+++ DATASET CONTENT +++

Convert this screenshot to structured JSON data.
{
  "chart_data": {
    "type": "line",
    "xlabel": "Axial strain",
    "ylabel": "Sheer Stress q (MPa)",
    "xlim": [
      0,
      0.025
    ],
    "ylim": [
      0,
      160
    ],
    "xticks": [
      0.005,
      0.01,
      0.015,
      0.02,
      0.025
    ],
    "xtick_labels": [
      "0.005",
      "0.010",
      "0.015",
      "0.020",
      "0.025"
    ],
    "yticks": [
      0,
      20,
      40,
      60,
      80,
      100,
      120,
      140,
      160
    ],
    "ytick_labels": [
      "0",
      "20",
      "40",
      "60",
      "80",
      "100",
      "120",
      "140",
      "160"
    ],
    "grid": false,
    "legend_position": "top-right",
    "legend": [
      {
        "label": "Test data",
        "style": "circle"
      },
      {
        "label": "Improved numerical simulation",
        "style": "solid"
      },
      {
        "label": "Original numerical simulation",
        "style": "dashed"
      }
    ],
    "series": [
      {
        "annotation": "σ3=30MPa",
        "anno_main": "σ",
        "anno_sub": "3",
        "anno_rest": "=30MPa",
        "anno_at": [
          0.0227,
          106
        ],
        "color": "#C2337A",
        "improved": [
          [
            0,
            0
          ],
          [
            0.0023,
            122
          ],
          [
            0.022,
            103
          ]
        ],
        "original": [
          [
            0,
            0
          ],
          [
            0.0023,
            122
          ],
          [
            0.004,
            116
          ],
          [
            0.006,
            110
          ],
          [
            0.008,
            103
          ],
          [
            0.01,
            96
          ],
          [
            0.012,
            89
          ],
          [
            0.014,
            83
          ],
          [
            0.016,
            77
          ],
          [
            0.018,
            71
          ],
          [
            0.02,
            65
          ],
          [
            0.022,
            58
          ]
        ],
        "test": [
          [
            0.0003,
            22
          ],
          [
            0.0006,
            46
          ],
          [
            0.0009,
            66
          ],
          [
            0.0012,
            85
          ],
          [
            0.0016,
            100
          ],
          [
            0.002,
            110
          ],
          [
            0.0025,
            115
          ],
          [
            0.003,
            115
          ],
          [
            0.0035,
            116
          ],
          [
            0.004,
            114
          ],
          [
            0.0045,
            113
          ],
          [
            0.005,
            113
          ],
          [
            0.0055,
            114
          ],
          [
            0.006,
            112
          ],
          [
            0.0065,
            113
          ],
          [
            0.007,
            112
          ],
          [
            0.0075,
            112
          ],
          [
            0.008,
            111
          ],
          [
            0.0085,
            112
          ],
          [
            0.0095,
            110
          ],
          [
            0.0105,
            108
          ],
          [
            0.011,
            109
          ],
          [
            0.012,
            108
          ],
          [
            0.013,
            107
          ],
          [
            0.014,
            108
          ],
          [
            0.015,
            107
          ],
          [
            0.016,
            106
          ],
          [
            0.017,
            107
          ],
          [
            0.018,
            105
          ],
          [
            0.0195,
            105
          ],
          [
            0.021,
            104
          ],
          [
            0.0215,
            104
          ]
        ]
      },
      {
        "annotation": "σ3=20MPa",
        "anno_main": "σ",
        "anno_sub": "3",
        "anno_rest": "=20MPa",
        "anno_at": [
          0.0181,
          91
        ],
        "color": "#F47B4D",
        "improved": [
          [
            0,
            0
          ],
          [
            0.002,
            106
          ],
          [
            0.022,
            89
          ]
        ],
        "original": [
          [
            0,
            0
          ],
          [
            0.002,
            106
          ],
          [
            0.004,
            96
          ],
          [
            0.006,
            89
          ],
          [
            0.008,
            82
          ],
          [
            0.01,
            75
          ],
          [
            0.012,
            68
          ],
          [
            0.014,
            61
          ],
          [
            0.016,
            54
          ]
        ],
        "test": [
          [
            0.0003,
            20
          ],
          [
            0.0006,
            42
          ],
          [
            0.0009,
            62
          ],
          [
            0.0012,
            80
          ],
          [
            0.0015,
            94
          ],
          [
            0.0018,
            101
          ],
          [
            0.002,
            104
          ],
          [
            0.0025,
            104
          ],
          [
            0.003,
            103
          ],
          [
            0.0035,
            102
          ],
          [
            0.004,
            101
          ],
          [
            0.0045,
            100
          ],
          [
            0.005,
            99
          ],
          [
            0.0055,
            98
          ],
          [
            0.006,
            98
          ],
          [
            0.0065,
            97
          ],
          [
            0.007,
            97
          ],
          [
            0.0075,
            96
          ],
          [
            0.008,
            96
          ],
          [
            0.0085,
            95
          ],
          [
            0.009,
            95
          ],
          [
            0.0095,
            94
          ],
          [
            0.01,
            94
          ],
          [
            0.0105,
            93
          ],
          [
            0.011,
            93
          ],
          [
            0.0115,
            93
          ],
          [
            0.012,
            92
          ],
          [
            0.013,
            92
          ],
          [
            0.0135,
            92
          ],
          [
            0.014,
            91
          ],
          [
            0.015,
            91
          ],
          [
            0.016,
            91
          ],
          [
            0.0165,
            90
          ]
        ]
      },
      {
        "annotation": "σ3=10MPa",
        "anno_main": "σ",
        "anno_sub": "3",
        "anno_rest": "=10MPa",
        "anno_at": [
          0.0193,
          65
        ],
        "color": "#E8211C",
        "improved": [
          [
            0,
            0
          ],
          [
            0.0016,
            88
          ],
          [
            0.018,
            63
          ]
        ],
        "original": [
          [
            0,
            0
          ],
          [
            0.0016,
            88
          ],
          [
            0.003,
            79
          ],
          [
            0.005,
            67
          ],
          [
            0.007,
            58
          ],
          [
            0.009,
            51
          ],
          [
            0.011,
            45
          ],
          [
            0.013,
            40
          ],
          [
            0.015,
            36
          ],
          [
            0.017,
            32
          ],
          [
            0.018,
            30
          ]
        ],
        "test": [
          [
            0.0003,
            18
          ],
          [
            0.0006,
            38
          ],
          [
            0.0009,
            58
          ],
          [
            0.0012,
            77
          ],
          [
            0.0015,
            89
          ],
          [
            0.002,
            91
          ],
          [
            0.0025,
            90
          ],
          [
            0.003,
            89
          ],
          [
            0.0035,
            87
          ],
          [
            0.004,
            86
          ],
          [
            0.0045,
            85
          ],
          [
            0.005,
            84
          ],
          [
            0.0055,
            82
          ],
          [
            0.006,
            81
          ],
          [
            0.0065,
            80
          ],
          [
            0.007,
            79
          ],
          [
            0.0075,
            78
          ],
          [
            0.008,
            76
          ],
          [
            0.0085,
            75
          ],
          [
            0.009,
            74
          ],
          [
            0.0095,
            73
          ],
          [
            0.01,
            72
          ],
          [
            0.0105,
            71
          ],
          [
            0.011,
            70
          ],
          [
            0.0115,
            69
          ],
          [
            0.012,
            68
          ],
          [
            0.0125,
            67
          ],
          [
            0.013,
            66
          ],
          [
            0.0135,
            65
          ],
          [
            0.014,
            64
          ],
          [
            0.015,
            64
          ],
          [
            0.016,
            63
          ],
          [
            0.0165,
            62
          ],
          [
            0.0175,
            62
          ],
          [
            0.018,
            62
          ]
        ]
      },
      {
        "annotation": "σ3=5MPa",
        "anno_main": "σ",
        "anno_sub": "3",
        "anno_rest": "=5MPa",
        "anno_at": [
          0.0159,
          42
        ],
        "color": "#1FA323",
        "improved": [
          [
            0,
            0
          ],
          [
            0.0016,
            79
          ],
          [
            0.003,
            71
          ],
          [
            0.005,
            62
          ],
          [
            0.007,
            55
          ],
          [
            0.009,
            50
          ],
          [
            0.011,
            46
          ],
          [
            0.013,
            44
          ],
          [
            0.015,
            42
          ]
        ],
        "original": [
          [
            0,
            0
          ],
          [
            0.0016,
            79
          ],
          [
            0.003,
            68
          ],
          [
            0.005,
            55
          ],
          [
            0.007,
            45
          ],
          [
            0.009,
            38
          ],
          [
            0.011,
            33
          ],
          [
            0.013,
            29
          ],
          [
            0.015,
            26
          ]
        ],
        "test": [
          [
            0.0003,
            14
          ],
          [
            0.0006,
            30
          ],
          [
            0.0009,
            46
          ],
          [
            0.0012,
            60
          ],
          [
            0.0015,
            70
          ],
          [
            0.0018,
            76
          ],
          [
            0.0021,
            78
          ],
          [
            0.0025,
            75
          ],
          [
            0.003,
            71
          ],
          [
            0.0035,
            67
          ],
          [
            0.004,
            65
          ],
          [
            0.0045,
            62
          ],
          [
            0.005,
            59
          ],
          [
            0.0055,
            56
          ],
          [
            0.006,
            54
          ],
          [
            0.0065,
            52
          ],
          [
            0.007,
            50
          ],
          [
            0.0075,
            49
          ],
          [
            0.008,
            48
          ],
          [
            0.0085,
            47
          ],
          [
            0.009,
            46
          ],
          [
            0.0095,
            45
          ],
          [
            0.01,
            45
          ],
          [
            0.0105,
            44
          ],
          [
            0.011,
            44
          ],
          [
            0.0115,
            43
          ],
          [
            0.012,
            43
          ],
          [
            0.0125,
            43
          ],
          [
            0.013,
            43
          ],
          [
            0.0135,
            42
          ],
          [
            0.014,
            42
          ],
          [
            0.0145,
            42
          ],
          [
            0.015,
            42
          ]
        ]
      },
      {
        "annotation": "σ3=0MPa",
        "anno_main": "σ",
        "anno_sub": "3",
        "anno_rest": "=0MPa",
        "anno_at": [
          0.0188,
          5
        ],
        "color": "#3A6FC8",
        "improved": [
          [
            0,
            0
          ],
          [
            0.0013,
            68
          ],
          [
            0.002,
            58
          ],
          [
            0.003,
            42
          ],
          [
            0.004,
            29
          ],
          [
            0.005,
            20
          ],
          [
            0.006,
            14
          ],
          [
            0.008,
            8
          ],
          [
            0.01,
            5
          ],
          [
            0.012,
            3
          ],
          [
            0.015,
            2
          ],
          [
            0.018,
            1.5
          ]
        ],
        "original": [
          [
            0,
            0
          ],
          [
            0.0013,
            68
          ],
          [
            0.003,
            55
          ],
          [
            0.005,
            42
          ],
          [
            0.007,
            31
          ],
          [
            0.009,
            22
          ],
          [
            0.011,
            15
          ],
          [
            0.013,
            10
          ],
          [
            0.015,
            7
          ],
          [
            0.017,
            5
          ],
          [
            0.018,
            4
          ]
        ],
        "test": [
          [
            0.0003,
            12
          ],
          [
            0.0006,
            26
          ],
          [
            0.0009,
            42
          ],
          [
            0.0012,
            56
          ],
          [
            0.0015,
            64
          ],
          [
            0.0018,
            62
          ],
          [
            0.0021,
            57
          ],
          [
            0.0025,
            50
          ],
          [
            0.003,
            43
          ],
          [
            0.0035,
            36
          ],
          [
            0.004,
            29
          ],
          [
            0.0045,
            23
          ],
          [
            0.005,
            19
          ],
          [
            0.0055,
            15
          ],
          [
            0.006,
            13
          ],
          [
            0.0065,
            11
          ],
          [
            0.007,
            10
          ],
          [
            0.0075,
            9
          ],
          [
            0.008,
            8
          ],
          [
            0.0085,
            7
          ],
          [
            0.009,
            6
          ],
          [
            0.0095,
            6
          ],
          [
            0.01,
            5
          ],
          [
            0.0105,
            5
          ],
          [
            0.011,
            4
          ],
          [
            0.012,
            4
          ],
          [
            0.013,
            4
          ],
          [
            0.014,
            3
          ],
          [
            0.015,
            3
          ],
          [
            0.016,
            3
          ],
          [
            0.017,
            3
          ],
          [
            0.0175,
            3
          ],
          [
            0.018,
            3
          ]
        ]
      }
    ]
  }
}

+++

- SET EXERCISE: Search the listing for the word "numerical" and return each line that holds it.

- EXERCISE ANSWER:
        "label": "Improved numerical simulation",
        "label": "Original numerical simulation",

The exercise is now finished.